WHAT TO PRODUCE »
Reproduce the listing below word for word, with no pictures.

DATA FOR THIS TASK »
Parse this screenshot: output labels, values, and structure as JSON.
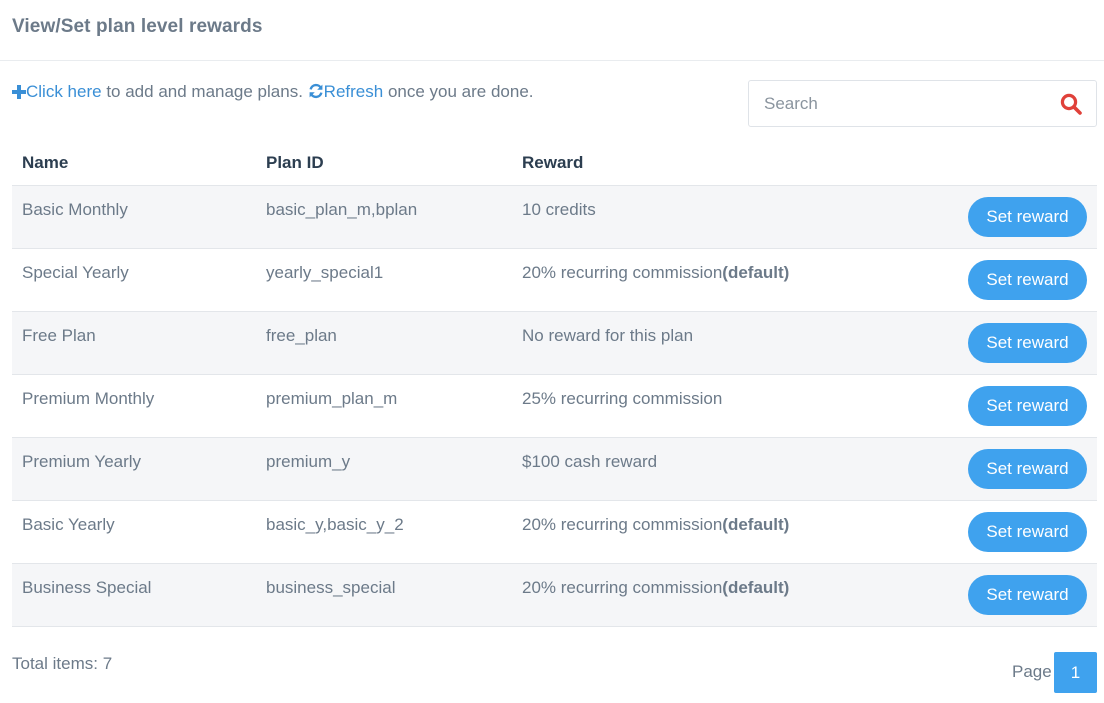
{
  "header": {
    "title": "View/Set plan level rewards"
  },
  "info": {
    "click_here": "Click here",
    "manage_text": "to add and manage plans.",
    "refresh": "Refresh",
    "done_text": "once you are done."
  },
  "search": {
    "placeholder": "Search",
    "value": ""
  },
  "table": {
    "columns": [
      "Name",
      "Plan ID",
      "Reward"
    ],
    "rows": [
      {
        "name": "Basic Monthly",
        "plan_id": "basic_plan_m,bplan",
        "reward": "10 credits",
        "default": "",
        "action": "Set reward"
      },
      {
        "name": "Special Yearly",
        "plan_id": "yearly_special1",
        "reward": "20% recurring commission",
        "default": "(default)",
        "action": "Set reward"
      },
      {
        "name": "Free Plan",
        "plan_id": "free_plan",
        "reward": "No reward for this plan",
        "default": "",
        "action": "Set reward"
      },
      {
        "name": "Premium Monthly",
        "plan_id": "premium_plan_m",
        "reward": "25% recurring commission",
        "default": "",
        "action": "Set reward"
      },
      {
        "name": "Premium Yearly",
        "plan_id": "premium_y",
        "reward": "$100 cash reward",
        "default": "",
        "action": "Set reward"
      },
      {
        "name": "Basic Yearly",
        "plan_id": "basic_y,basic_y_2",
        "reward": "20% recurring commission",
        "default": "(default)",
        "action": "Set reward"
      },
      {
        "name": "Business Special",
        "plan_id": "business_special",
        "reward": "20% recurring commission",
        "default": "(default)",
        "action": "Set reward"
      }
    ]
  },
  "footer": {
    "total": "Total items: 7",
    "page_label": "Page",
    "current_page": "1"
  },
  "colors": {
    "accent": "#3fa2ee",
    "link": "#3a8fd6",
    "search_icon": "#e0413a",
    "row_alt": "#f5f6f8"
  },
  "icons": {
    "add": "plus-icon",
    "refresh": "refresh-icon",
    "search": "search-icon"
  }
}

SOLUTION »
Parse this screenshot: output labels, values, and structure as JSON.
{
  "header": {
    "title": "View/Set plan level rewards"
  },
  "info": {
    "click_here": "Click here",
    "manage_text": "to add and manage plans.",
    "refresh": "Refresh",
    "done_text": "once you are done."
  },
  "search": {
    "placeholder": "Search",
    "value": ""
  },
  "table": {
    "columns": [
      "Name",
      "Plan ID",
      "Reward"
    ],
    "rows": [
      {
        "name": "Basic Monthly",
        "plan_id": "basic_plan_m,bplan",
        "reward": "10 credits",
        "default": "",
        "action": "Set reward"
      },
      {
        "name": "Special Yearly",
        "plan_id": "yearly_special1",
        "reward": "20% recurring commission",
        "default": "(default)",
        "action": "Set reward"
      },
      {
        "name": "Free Plan",
        "plan_id": "free_plan",
        "reward": "No reward for this plan",
        "default": "",
        "action": "Set reward"
      },
      {
        "name": "Premium Monthly",
        "plan_id": "premium_plan_m",
        "reward": "25% recurring commission",
        "default": "",
        "action": "Set reward"
      },
      {
        "name": "Premium Yearly",
        "plan_id": "premium_y",
        "reward": "$100 cash reward",
        "default": "",
        "action": "Set reward"
      },
      {
        "name": "Basic Yearly",
        "plan_id": "basic_y,basic_y_2",
        "reward": "20% recurring commission",
        "default": "(default)",
        "action": "Set reward"
      },
      {
        "name": "Business Special",
        "plan_id": "business_special",
        "reward": "20% recurring commission",
        "default": "(default)",
        "action": "Set reward"
      }
    ]
  },
  "footer": {
    "total": "Total items: 7",
    "page_label": "Page",
    "current_page": "1"
  },
  "colors": {
    "accent": "#3fa2ee",
    "link": "#3a8fd6",
    "search_icon": "#e0413a",
    "row_alt": "#f5f6f8"
  },
  "icons": {
    "add": "plus-icon",
    "refresh": "refresh-icon",
    "search": "search-icon"
  }
}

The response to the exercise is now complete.